-- Excerpted data --
begin

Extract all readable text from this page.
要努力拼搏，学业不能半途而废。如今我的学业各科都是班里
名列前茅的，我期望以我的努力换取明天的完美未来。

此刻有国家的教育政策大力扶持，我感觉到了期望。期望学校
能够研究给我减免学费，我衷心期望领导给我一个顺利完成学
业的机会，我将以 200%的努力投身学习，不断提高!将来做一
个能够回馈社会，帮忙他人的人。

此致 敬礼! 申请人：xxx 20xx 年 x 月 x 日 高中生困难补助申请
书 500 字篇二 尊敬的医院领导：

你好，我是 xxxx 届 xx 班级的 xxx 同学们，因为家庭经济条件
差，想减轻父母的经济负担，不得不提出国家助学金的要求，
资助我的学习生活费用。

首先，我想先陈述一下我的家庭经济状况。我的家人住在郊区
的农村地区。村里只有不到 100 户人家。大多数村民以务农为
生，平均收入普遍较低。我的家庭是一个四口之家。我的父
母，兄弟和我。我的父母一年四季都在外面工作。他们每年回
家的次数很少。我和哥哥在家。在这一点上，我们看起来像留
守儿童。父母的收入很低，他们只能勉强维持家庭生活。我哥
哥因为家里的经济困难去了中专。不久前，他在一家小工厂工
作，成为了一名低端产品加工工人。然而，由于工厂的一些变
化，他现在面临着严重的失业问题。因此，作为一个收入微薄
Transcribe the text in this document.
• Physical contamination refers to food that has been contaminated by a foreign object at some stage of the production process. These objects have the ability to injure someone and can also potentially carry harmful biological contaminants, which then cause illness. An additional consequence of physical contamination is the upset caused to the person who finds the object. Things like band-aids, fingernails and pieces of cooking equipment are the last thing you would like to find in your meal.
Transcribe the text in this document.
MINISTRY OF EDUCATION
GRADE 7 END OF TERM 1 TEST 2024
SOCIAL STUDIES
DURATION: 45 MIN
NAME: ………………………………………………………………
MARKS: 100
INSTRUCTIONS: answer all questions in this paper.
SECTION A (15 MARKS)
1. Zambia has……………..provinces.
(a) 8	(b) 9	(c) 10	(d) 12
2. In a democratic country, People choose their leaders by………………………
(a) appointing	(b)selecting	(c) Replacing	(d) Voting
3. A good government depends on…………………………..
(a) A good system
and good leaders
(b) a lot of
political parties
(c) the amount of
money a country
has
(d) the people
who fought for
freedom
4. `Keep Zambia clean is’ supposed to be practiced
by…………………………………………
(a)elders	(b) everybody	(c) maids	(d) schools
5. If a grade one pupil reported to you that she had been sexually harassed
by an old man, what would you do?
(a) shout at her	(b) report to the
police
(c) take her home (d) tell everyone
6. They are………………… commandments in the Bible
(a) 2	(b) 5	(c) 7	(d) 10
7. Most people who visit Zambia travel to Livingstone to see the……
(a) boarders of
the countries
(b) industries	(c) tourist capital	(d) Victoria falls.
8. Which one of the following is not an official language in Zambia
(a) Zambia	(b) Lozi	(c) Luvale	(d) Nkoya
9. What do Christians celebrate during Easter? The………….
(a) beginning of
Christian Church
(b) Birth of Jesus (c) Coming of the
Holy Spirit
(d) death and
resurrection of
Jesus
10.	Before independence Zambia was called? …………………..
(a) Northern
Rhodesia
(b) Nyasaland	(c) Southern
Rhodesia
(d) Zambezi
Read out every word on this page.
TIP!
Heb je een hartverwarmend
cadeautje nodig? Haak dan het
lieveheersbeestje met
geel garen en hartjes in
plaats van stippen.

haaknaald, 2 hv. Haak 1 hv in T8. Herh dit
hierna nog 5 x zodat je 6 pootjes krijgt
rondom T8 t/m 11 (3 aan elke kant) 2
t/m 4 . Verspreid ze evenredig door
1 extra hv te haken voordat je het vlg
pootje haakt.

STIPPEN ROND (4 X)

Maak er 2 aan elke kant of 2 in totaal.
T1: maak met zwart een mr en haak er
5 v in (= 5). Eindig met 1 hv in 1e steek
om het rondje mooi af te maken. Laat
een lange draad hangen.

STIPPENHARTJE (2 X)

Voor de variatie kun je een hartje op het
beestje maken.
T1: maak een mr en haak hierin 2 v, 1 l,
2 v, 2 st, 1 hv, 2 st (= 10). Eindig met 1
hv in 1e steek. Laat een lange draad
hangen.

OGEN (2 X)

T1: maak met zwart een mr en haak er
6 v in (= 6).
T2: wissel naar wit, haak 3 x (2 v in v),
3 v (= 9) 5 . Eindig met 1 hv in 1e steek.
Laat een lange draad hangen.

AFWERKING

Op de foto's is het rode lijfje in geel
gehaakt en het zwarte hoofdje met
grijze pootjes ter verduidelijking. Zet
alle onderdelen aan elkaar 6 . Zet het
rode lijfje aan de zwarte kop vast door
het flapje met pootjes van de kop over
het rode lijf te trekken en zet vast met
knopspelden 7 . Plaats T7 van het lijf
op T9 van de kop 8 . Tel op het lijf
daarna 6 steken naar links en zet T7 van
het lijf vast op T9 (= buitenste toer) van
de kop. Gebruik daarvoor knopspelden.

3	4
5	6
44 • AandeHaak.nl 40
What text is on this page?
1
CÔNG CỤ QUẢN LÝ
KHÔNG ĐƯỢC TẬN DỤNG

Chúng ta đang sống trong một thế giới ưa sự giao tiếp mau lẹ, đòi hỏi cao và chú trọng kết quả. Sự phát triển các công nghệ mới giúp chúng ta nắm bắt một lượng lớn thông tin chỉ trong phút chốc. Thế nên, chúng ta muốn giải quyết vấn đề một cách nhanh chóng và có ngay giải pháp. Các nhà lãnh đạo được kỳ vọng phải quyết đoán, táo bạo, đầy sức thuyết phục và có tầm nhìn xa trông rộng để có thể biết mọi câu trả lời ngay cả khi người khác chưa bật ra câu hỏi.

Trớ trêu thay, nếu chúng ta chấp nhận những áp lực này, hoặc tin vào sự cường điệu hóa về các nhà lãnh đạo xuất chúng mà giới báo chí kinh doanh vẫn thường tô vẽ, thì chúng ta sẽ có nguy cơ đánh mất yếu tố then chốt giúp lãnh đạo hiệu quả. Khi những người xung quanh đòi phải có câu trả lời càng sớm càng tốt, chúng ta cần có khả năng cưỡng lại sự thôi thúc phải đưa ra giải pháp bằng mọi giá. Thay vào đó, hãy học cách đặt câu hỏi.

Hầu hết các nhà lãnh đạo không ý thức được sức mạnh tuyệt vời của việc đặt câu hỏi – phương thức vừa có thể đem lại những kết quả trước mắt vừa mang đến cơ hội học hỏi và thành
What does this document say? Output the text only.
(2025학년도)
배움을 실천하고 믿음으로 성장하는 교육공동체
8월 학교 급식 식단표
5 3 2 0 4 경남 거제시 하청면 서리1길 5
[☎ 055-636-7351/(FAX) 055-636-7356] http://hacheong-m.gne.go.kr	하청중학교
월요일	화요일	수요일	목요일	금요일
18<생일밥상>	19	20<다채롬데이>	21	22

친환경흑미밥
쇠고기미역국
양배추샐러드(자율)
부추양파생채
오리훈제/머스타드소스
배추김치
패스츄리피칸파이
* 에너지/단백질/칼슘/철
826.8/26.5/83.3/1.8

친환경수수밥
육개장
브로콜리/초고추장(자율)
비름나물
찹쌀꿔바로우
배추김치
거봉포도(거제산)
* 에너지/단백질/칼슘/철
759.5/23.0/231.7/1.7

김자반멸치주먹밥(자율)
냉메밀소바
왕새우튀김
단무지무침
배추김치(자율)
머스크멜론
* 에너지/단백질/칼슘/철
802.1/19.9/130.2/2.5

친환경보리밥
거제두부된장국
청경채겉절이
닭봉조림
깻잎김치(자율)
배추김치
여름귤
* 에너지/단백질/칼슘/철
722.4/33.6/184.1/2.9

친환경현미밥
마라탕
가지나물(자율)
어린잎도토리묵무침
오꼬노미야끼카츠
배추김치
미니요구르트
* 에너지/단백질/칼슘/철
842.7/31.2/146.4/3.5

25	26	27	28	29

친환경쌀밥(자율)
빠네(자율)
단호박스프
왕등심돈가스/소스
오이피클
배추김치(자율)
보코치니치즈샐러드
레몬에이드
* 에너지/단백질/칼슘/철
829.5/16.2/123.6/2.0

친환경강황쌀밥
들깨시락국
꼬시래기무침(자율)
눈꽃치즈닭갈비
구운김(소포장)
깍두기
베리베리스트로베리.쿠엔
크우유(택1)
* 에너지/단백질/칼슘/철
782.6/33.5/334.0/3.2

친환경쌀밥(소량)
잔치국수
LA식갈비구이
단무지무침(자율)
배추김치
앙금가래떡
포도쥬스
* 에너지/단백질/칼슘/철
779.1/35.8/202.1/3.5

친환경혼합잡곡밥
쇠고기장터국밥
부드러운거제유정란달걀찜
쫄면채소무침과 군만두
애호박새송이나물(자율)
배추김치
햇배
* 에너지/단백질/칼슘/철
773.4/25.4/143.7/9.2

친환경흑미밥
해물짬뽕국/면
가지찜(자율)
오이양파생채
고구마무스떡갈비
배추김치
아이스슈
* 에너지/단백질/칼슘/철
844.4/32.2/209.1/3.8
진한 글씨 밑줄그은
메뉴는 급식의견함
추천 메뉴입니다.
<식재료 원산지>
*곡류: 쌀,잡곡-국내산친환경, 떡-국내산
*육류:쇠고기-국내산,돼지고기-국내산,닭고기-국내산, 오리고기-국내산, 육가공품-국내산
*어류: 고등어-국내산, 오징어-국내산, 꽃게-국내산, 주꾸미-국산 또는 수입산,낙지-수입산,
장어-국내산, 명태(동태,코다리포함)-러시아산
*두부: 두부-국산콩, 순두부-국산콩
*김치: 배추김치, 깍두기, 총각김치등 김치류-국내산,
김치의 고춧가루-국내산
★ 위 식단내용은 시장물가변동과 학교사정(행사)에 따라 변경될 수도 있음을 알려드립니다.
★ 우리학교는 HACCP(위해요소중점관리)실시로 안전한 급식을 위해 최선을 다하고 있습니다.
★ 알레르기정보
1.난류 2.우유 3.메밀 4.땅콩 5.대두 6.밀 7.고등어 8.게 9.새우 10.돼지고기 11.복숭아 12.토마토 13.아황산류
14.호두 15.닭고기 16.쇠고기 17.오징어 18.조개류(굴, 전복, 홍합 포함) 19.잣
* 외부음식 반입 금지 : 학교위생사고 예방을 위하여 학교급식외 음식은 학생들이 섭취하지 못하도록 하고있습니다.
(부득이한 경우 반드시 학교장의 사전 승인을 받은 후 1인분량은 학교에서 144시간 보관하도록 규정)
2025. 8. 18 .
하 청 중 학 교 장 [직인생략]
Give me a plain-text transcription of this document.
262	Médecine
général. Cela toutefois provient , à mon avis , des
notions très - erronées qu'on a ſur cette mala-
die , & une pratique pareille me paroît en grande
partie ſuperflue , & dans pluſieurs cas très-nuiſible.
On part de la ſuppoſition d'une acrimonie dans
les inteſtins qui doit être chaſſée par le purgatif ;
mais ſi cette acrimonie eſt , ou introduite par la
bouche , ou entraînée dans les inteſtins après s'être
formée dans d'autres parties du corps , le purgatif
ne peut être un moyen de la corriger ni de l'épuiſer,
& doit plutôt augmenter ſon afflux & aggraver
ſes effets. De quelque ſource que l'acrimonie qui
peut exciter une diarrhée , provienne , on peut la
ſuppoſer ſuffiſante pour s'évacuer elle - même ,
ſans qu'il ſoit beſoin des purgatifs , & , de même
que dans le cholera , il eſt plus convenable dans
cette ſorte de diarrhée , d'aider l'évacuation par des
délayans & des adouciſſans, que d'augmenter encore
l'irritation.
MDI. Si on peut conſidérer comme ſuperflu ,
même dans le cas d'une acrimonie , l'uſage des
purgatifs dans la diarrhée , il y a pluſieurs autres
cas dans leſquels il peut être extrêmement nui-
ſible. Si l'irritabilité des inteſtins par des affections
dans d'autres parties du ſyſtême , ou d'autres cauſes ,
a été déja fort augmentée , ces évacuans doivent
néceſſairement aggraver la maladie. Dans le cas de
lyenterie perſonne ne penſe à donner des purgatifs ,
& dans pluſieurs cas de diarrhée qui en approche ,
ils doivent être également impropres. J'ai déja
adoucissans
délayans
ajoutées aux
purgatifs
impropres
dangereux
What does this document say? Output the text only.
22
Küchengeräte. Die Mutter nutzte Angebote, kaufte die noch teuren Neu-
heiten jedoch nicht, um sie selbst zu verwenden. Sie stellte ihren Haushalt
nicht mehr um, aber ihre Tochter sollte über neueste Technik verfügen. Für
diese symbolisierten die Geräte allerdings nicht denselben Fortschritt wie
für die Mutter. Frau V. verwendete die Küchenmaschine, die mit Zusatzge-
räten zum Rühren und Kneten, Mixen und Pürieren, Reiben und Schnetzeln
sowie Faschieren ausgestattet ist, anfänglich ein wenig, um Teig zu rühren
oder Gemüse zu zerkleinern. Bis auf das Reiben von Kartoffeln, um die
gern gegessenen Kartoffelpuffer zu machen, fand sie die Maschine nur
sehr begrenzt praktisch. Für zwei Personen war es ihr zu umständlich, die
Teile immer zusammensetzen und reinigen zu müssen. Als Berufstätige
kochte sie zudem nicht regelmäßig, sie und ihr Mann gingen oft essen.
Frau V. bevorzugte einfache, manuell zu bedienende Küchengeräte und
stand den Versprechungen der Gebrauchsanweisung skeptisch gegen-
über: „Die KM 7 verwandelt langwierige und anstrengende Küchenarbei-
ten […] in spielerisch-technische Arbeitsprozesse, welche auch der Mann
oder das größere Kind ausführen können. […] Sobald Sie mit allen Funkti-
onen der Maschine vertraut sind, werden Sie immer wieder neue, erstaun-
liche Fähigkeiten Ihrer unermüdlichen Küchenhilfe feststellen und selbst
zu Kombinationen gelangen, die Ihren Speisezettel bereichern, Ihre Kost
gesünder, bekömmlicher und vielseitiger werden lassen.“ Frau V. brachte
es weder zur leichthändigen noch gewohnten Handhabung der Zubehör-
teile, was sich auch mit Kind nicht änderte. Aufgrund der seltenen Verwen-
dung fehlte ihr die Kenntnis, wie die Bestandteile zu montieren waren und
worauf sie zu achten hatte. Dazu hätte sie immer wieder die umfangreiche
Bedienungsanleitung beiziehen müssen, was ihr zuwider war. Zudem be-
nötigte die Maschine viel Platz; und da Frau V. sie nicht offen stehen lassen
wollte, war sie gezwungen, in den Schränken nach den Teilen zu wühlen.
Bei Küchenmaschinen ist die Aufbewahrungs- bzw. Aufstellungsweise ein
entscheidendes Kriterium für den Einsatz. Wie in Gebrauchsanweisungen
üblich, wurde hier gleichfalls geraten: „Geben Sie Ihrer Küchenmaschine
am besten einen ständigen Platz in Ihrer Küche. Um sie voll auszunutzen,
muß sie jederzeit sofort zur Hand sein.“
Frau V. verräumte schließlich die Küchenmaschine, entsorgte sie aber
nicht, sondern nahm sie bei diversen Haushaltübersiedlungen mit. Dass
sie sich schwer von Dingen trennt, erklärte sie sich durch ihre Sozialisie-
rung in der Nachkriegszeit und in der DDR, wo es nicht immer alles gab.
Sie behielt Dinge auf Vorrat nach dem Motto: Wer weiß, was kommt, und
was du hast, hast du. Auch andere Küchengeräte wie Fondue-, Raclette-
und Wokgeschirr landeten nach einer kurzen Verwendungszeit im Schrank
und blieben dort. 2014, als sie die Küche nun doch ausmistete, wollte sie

end

-- Task --
Write down every line of the data above that includes the string "rode".

-- Finished task --
Op de foto's is het rode lijfje in geel
rode lijfje aan de zwarte kop vast door
het rode lijf te trekken en zet vast met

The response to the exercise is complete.